Search the material for the string "more", then return every line where it is found.
start DATA IN THIS EXERCISE
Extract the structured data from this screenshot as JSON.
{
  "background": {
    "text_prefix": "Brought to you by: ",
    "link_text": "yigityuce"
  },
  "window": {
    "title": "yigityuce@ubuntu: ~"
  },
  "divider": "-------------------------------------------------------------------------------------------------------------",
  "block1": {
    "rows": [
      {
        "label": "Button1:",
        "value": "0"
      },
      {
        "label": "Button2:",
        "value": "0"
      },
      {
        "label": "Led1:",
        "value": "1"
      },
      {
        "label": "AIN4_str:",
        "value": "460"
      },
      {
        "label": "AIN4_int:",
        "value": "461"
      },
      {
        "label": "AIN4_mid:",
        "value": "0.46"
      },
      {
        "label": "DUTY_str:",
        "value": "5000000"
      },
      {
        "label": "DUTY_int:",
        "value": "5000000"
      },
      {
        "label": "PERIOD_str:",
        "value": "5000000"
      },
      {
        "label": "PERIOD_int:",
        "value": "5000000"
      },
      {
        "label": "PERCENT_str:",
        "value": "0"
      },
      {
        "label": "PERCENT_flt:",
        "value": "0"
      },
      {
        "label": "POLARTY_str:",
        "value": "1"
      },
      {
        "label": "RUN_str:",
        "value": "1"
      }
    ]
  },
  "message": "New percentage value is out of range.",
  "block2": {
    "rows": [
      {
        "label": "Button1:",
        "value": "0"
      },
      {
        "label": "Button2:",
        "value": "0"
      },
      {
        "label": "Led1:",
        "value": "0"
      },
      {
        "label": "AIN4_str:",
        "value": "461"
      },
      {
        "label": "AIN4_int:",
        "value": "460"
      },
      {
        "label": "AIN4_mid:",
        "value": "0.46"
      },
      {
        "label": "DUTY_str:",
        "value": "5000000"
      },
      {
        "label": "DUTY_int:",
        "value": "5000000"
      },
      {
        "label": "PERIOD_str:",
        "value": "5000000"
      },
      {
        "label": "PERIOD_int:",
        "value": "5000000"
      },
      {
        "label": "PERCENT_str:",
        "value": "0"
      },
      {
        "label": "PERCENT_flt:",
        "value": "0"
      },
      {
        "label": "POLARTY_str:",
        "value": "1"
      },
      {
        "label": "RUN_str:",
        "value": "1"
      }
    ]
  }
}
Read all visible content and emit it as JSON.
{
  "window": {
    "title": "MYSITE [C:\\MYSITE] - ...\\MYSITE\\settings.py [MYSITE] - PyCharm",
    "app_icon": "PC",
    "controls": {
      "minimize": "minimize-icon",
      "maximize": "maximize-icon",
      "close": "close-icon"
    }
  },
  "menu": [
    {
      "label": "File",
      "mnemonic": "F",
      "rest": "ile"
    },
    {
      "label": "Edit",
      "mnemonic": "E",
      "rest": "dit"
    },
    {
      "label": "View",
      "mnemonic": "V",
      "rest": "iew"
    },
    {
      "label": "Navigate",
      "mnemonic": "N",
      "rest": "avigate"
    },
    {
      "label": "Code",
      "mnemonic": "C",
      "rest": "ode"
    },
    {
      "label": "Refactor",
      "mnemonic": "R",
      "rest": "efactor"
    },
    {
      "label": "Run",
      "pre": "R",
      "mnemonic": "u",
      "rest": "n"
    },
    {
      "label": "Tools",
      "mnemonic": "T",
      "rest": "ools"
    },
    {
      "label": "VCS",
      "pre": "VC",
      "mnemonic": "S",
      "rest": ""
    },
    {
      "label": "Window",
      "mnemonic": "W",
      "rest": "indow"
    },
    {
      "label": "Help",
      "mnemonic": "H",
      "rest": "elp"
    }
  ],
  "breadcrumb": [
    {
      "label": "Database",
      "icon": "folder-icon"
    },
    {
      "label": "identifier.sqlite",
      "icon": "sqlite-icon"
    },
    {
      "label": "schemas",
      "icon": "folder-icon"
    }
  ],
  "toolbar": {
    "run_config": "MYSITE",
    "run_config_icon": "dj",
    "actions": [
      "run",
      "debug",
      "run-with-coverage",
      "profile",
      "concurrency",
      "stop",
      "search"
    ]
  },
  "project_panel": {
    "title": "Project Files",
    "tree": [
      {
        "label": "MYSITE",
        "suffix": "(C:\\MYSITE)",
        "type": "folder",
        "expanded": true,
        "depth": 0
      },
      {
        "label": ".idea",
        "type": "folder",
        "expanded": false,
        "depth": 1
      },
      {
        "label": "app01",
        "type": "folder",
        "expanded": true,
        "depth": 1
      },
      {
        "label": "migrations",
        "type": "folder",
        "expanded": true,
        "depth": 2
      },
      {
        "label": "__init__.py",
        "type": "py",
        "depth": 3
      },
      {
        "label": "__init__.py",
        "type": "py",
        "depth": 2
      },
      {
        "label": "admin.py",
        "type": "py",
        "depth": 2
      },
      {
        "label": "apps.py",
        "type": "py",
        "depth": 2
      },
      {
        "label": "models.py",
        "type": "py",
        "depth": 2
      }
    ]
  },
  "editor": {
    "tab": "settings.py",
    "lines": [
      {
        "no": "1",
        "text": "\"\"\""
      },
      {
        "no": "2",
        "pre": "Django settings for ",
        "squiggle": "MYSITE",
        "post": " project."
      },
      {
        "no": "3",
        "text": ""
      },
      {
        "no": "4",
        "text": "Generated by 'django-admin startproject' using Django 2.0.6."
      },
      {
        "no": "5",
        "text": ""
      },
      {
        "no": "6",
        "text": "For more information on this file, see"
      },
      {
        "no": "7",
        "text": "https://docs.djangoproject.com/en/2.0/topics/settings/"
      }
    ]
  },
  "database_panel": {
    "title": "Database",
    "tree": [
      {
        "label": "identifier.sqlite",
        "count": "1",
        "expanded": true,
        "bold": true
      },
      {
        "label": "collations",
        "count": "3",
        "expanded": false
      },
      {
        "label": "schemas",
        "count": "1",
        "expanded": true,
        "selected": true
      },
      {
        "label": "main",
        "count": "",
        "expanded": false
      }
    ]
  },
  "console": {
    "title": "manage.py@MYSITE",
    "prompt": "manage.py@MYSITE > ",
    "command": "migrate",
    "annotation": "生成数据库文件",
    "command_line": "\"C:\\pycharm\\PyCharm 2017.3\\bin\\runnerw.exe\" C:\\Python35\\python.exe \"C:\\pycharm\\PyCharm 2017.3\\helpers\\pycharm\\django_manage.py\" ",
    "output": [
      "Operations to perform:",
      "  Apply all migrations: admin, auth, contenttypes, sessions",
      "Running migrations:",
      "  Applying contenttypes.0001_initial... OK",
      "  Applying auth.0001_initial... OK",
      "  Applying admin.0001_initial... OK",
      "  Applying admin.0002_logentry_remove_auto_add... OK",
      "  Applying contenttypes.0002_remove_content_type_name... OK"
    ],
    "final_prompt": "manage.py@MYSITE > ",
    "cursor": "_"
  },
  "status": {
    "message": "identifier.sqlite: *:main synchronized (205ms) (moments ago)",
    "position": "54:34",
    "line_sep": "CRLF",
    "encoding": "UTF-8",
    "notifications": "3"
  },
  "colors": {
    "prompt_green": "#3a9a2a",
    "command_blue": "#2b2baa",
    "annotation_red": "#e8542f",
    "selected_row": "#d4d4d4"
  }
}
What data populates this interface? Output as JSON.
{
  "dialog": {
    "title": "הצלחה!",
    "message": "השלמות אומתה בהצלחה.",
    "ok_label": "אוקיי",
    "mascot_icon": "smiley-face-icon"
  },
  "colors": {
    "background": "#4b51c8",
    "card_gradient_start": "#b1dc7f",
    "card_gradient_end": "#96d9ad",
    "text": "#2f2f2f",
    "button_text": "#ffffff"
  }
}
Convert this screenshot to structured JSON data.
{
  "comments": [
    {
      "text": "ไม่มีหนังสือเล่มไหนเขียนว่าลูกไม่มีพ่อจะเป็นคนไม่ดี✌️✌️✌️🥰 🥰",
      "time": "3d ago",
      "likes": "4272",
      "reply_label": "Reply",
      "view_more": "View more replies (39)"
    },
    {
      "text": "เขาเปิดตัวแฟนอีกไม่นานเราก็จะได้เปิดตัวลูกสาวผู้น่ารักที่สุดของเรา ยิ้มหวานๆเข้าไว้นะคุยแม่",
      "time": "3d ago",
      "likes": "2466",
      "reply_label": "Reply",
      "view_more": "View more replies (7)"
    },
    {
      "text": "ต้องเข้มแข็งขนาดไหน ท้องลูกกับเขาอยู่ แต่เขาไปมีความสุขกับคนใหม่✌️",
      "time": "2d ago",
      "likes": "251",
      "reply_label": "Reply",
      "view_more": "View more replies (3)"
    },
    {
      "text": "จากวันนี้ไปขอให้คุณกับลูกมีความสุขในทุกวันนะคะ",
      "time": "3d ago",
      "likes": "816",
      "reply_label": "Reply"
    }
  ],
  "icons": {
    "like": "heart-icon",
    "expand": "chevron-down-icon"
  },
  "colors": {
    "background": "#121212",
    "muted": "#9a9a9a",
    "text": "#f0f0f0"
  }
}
end DATA IN THIS EXERCISE
→ **TASK RESULT**:
        "text": "For more information on this file, see"
      "view_more": "View more replies (39)"
      "view_more": "View more replies (7)"
      "view_more": "View more replies (3)"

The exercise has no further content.